### YOUR INSTRUCTIONS
What is the number of lines containing "each"? Give only that number.

Data entries for graphics
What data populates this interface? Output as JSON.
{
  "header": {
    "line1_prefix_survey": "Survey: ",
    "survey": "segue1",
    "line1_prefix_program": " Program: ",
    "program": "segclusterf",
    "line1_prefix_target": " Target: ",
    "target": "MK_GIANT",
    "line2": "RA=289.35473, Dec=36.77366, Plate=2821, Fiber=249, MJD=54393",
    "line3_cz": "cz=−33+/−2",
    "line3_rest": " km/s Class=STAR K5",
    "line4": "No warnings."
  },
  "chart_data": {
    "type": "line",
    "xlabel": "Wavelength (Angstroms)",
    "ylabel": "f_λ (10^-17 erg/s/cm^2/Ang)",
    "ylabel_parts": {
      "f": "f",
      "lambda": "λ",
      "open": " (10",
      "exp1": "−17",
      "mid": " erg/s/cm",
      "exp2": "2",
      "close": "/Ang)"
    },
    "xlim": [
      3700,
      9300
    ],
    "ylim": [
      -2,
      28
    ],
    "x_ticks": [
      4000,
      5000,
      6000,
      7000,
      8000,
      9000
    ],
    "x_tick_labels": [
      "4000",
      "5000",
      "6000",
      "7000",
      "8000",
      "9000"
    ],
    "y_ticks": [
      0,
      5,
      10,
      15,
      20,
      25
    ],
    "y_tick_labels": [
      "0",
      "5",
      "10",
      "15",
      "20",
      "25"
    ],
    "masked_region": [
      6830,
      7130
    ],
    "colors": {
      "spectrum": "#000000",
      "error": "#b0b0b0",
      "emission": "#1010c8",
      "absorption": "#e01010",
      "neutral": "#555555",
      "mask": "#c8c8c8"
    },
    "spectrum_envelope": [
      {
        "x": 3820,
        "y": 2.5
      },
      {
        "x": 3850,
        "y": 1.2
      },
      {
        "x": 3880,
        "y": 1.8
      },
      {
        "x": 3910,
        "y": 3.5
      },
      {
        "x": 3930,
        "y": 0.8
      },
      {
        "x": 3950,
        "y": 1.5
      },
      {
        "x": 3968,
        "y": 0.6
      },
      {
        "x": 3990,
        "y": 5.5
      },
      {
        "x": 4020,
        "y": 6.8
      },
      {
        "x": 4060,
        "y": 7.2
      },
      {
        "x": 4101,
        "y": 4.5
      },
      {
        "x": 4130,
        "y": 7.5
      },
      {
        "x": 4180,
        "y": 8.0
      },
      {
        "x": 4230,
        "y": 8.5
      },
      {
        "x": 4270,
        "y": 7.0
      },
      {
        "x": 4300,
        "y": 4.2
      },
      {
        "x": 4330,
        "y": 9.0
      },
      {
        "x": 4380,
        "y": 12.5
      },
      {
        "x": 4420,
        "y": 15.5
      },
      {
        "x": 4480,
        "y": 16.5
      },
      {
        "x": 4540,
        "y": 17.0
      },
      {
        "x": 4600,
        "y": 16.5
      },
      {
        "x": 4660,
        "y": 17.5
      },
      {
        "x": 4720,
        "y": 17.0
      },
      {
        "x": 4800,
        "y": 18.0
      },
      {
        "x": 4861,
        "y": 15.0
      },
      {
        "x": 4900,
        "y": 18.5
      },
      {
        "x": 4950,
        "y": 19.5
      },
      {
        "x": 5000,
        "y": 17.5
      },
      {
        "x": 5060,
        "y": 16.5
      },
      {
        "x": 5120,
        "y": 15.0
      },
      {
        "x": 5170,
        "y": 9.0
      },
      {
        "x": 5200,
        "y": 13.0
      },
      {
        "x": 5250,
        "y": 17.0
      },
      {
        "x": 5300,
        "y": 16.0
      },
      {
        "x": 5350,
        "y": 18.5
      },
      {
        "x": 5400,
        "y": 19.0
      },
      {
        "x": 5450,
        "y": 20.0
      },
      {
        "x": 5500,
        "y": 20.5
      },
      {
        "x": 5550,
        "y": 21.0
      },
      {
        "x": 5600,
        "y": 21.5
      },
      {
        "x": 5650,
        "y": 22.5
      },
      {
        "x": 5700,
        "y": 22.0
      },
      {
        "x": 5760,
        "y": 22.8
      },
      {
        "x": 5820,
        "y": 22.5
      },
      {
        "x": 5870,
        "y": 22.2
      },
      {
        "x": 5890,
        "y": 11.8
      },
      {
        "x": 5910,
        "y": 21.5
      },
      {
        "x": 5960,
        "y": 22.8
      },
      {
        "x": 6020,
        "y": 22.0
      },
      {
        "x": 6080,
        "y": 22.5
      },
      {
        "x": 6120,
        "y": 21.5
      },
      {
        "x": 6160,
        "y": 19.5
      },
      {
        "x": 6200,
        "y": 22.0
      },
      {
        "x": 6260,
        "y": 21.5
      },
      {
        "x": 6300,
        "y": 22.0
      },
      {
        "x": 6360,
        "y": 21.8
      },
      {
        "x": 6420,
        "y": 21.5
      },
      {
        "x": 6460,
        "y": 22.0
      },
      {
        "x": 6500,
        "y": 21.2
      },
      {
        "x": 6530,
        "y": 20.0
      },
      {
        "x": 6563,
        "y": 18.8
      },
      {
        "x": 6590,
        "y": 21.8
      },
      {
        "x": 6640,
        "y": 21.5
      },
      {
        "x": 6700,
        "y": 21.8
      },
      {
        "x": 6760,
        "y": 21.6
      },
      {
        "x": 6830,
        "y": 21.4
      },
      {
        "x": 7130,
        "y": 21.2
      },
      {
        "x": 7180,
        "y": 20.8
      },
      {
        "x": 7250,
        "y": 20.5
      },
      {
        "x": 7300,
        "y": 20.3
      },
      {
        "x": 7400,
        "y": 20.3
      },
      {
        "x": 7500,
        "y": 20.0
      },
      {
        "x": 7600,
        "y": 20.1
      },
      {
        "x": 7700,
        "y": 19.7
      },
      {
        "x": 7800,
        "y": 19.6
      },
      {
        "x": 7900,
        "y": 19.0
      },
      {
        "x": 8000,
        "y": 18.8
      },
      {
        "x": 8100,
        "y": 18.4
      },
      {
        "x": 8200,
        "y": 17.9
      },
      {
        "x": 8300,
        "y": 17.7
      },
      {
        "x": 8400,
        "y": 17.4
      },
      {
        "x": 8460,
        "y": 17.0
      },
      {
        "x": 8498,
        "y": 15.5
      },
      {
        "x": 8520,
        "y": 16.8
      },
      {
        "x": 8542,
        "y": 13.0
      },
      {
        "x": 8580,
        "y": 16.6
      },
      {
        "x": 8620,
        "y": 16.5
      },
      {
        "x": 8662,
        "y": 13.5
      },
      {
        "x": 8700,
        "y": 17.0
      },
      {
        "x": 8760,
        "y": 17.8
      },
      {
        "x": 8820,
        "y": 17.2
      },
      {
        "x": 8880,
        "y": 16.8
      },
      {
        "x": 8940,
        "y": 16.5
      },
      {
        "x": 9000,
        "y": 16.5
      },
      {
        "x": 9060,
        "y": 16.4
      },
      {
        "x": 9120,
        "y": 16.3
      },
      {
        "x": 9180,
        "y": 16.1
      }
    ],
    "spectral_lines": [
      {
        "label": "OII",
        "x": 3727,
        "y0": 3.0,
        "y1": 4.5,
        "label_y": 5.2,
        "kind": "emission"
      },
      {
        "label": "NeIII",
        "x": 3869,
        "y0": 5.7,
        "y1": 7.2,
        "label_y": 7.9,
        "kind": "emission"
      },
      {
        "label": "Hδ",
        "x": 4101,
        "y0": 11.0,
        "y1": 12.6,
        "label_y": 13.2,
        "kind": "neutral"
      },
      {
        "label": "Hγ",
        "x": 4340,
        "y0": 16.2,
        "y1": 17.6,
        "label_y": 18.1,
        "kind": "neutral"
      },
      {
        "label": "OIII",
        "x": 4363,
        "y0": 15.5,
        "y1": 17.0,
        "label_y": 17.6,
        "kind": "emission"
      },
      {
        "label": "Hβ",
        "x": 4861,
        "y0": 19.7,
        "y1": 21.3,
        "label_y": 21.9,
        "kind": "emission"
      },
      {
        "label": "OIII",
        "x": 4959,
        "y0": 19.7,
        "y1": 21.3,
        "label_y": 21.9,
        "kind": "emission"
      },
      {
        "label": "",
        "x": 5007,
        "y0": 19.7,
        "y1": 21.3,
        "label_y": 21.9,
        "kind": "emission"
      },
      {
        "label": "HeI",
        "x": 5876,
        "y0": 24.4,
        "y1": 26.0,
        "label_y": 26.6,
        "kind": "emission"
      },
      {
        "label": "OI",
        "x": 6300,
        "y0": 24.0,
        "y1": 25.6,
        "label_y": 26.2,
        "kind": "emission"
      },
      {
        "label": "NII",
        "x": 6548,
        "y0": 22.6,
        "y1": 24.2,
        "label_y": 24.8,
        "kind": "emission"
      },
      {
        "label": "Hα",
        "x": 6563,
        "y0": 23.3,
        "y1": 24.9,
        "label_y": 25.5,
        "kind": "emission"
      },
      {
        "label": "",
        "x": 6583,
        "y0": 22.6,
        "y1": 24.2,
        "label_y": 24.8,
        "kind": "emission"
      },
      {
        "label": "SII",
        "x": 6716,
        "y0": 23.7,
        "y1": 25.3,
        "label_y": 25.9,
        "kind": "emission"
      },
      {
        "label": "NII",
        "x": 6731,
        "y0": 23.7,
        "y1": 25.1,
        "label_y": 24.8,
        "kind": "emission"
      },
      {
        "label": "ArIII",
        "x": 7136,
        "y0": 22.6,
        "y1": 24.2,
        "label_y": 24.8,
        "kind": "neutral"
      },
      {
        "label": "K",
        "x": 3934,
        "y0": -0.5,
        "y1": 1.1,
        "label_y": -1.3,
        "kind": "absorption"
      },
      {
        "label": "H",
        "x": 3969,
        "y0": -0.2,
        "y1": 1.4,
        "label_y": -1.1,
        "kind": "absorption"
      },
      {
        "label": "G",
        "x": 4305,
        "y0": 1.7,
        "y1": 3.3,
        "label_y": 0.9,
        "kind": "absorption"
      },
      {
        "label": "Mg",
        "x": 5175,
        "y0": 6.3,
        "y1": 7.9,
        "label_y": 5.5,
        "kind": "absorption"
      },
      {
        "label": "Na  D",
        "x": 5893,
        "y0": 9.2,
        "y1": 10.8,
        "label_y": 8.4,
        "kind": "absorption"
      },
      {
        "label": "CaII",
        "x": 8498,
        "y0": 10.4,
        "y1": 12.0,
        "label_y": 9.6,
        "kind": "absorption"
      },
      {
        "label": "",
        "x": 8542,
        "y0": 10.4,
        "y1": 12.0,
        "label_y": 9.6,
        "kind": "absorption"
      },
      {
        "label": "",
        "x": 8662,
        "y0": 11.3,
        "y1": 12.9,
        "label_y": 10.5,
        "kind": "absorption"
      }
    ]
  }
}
--
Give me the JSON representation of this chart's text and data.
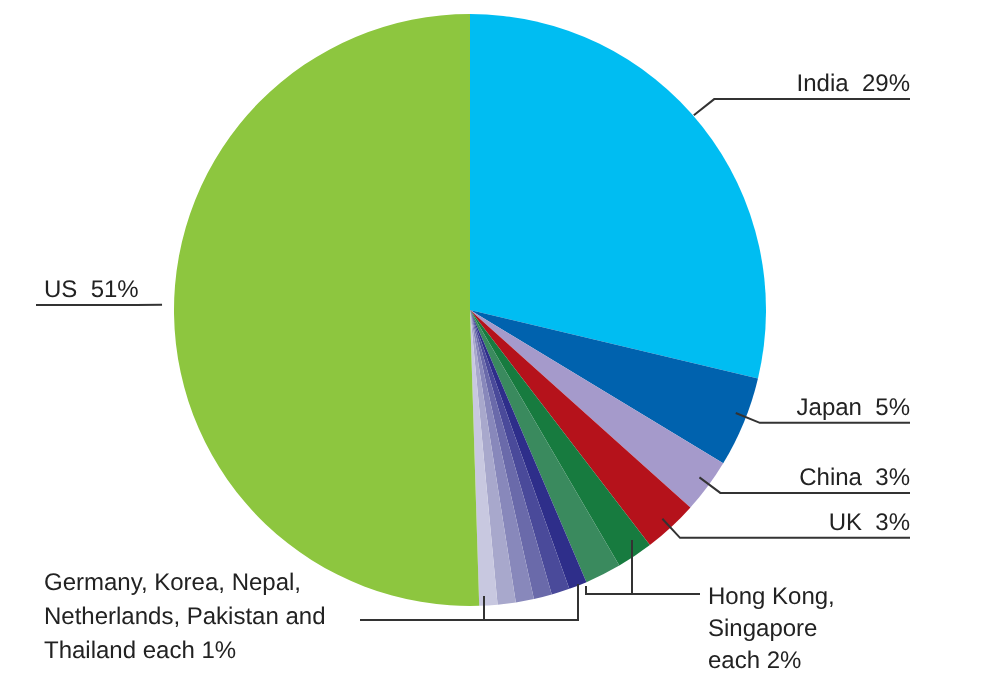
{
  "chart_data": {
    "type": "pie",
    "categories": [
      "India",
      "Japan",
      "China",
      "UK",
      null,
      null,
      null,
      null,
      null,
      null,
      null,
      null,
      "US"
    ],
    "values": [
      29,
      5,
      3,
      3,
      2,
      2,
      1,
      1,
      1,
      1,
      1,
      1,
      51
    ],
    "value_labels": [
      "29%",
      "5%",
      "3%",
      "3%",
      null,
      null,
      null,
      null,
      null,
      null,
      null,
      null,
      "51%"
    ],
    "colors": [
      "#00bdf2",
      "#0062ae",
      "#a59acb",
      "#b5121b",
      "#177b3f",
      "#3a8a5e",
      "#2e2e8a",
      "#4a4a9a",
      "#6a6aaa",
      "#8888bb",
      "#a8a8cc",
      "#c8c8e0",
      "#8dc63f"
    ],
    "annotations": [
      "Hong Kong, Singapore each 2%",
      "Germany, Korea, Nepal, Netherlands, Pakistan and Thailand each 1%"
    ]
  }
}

### RESPONSE TO THE TASK
2